» Task requirements
Gather all lines in the entries that include the word "Model".

» Material for this exercise

------------------------------------

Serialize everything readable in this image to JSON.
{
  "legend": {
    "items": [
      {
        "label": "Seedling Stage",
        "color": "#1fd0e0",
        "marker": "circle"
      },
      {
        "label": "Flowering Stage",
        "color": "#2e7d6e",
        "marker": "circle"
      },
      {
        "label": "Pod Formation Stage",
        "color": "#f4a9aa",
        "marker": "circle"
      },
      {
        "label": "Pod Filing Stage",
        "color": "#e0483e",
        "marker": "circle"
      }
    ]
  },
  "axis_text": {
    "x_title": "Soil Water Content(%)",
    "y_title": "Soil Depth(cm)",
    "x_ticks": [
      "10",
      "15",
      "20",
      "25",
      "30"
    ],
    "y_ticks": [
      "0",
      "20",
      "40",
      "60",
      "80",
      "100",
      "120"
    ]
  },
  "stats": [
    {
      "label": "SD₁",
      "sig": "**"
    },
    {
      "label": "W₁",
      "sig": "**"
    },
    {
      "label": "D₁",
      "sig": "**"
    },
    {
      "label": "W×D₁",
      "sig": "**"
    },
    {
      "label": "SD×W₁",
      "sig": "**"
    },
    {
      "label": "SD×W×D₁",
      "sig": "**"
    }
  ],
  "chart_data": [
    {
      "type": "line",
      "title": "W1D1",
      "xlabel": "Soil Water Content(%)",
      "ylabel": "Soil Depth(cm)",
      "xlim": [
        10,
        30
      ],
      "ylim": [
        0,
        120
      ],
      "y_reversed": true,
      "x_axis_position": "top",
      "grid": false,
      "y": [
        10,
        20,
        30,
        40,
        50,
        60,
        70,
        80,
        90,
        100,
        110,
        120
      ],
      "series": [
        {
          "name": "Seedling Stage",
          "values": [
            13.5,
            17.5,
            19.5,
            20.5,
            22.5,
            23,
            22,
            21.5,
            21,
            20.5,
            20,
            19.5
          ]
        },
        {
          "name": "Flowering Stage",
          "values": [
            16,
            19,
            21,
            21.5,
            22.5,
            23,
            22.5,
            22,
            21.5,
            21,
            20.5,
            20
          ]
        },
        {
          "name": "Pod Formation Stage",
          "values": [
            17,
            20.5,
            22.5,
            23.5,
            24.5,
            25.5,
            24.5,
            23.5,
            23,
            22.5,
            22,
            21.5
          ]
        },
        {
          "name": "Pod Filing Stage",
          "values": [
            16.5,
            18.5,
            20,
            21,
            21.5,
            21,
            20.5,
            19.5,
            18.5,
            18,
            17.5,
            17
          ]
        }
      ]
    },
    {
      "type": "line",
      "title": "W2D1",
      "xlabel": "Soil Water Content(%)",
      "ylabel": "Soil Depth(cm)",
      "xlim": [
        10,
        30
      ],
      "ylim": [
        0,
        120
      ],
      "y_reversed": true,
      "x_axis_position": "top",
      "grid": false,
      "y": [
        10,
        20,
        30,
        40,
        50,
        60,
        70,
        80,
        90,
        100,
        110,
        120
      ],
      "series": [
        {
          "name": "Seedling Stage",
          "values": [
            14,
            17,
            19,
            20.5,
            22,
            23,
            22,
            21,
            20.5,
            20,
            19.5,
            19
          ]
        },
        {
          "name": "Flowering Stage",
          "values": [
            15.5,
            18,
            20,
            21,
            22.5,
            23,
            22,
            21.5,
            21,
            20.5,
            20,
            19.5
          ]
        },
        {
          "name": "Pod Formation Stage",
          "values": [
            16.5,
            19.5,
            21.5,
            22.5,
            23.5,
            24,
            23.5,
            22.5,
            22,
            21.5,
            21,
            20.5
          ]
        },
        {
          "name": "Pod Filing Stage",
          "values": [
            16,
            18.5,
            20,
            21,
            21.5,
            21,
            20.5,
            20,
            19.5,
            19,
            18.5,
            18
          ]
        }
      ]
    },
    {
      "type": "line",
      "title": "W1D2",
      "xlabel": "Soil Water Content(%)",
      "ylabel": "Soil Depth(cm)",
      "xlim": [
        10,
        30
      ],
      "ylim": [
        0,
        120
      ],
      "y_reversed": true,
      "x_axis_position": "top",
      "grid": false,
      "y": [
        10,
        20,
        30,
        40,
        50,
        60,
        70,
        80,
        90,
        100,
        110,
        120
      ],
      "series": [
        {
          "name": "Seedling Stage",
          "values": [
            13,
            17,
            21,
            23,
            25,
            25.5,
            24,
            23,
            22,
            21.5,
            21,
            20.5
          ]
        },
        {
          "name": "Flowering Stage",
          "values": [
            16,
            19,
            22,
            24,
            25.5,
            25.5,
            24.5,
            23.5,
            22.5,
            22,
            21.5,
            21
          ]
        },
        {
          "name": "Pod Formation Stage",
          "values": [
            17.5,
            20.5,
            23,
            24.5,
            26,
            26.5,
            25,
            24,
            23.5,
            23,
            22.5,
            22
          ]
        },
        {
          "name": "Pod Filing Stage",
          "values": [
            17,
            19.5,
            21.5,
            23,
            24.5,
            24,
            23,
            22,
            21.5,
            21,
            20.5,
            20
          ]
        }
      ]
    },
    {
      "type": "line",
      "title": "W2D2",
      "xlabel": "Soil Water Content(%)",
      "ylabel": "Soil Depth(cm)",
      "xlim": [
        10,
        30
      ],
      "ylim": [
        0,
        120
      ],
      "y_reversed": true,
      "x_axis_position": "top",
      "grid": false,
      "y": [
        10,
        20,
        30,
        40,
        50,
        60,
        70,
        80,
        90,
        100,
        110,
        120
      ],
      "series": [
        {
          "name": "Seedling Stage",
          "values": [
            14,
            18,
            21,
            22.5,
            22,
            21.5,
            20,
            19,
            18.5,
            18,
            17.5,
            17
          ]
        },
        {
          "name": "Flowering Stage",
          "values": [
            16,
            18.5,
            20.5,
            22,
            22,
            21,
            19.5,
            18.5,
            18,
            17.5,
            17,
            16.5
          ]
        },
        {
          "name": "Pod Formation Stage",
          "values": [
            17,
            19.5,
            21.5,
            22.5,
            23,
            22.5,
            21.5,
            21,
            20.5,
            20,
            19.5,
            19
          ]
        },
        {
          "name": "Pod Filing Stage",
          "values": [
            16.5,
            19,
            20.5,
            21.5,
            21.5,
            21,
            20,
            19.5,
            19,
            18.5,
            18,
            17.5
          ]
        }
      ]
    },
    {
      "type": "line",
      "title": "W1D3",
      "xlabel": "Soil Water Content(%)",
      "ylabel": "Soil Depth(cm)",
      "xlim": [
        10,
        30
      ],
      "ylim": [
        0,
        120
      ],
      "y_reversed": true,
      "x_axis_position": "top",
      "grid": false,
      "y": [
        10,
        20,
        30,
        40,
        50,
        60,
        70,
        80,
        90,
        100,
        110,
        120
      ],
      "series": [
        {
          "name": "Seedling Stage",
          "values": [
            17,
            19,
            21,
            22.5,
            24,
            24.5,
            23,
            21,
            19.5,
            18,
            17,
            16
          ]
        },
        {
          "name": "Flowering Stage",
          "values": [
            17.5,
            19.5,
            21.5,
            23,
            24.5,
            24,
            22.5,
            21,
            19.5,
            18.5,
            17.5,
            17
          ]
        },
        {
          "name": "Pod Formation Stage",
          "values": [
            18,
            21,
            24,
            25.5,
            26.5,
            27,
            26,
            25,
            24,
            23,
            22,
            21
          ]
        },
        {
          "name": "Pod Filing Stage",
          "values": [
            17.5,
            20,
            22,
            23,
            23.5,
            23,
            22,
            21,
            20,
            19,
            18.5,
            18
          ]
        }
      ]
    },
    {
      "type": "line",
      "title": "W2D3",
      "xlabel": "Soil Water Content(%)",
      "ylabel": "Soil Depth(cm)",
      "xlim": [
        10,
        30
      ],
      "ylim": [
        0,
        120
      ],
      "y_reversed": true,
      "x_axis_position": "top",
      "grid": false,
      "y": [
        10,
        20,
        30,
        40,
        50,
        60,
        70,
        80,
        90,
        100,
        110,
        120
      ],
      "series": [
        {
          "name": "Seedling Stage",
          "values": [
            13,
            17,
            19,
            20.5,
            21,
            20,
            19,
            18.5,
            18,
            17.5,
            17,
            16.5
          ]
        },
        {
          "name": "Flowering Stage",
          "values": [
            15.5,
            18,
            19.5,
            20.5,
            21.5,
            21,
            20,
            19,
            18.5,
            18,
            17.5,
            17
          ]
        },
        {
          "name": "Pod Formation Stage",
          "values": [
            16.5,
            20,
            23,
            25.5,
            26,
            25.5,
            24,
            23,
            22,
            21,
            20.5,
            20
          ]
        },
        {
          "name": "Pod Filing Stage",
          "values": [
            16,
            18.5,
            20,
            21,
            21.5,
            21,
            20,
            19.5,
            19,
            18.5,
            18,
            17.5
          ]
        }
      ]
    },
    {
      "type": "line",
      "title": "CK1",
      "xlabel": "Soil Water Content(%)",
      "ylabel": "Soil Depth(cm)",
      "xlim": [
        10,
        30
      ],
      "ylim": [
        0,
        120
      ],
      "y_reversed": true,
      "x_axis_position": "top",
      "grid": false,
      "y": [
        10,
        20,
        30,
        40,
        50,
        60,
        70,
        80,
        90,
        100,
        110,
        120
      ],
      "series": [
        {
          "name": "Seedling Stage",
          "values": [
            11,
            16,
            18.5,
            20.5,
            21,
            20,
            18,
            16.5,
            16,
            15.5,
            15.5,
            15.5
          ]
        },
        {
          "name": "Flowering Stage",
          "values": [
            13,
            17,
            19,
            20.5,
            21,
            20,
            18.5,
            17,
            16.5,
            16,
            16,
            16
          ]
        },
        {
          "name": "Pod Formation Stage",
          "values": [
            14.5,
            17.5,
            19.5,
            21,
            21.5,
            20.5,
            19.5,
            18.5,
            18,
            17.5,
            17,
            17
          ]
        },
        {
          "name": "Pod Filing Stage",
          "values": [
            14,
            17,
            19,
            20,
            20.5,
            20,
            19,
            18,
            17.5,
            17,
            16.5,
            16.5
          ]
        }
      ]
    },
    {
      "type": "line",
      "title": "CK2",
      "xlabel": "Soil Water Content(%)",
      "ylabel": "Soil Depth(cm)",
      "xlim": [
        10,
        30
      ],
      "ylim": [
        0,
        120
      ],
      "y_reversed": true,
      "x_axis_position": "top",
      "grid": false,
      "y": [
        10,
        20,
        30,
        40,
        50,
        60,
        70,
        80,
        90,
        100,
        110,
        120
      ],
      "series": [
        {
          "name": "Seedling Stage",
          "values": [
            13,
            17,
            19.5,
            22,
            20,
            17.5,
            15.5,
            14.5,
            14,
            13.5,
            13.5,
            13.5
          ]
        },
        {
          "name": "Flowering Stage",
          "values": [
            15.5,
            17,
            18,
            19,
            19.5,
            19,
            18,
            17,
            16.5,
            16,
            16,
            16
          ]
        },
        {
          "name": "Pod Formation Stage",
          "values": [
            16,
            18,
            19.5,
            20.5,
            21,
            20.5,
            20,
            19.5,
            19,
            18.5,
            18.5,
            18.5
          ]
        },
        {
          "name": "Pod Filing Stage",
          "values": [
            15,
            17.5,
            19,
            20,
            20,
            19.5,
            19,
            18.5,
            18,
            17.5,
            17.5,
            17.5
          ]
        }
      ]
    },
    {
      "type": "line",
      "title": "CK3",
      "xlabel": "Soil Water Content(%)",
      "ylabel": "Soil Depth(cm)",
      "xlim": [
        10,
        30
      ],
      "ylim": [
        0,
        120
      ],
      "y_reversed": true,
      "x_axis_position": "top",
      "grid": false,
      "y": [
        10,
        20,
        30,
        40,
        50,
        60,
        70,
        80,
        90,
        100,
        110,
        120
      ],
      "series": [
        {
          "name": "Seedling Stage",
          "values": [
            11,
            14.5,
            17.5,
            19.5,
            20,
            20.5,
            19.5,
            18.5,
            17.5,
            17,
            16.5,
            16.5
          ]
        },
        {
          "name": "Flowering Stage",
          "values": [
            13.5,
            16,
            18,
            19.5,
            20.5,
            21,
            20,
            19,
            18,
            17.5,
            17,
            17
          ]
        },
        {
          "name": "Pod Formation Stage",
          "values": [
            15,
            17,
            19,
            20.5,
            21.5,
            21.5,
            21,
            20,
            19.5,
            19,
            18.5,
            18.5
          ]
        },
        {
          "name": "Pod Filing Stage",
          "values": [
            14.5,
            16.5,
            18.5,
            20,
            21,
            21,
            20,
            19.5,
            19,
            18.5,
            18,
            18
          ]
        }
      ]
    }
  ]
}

------------------------------------

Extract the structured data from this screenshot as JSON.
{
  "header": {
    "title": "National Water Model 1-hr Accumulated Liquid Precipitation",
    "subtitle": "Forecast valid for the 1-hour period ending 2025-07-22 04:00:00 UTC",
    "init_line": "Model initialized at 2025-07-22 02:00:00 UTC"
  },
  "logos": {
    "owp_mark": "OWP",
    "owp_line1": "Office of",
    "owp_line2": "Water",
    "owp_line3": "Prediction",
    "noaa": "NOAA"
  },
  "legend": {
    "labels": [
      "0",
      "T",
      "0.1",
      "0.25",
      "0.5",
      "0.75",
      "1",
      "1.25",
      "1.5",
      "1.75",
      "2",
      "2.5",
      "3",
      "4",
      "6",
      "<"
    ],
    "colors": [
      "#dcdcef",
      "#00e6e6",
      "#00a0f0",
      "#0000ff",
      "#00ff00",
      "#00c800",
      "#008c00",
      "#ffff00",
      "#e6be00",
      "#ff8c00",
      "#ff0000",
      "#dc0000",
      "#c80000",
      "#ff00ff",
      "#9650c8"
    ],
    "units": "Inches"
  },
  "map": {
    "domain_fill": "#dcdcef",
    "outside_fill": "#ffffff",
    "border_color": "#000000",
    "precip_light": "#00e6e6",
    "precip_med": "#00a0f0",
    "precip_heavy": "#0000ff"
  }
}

------------------------------------

» Task response
    "title": "National Water Model 1-hr Accumulated Liquid Precipitation",
    "init_line": "Model initialized at 2025-07-22 02:00:00 UTC"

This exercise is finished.